Reproduce every entry exactly.

★ ★ ★ ★ ★ ★ ★

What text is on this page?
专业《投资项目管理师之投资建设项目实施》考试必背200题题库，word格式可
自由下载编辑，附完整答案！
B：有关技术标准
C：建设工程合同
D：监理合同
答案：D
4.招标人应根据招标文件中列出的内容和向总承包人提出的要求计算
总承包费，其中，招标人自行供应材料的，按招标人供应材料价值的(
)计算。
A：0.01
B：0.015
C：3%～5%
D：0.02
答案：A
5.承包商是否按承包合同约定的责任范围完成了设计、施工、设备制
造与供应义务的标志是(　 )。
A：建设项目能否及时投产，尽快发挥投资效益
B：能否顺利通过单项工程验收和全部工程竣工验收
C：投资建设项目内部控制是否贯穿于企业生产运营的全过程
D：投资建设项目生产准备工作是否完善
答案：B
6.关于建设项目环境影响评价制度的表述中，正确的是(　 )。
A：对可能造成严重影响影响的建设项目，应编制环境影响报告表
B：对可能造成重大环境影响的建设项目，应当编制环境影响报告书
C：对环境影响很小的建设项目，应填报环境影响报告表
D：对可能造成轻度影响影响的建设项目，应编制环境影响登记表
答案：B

★ ★ ★ ★ ★ ★ ★

• Complete answer
What text is on this page?
专业《投资项目管理师之投资建设项目实施》考试必背200题题库，word格式可
自由下载编辑，附完整答案！
B：有关技术标准
C：建设工程合同
D：监理合同
答案：D
4.招标人应根据招标文件中列出的内容和向总承包人提出的要求计算
总承包费，其中，招标人自行供应材料的，按招标人供应材料价值的(
)计算。
A：0.01
B：0.015
C：3%～5%
D：0.02
答案：A
5.承包商是否按承包合同约定的责任范围完成了设计、施工、设备制
造与供应义务的标志是(　 )。
A：建设项目能否及时投产，尽快发挥投资效益
B：能否顺利通过单项工程验收和全部工程竣工验收
C：投资建设项目内部控制是否贯穿于企业生产运营的全过程
D：投资建设项目生产准备工作是否完善
答案：B
6.关于建设项目环境影响评价制度的表述中，正确的是(　 )。
A：对可能造成严重影响影响的建设项目，应编制环境影响报告表
B：对可能造成重大环境影响的建设项目，应当编制环境影响报告书
C：对环境影响很小的建设项目，应填报环境影响报告表
D：对可能造成轻度影响影响的建设项目，应编制环境影响登记表
答案：B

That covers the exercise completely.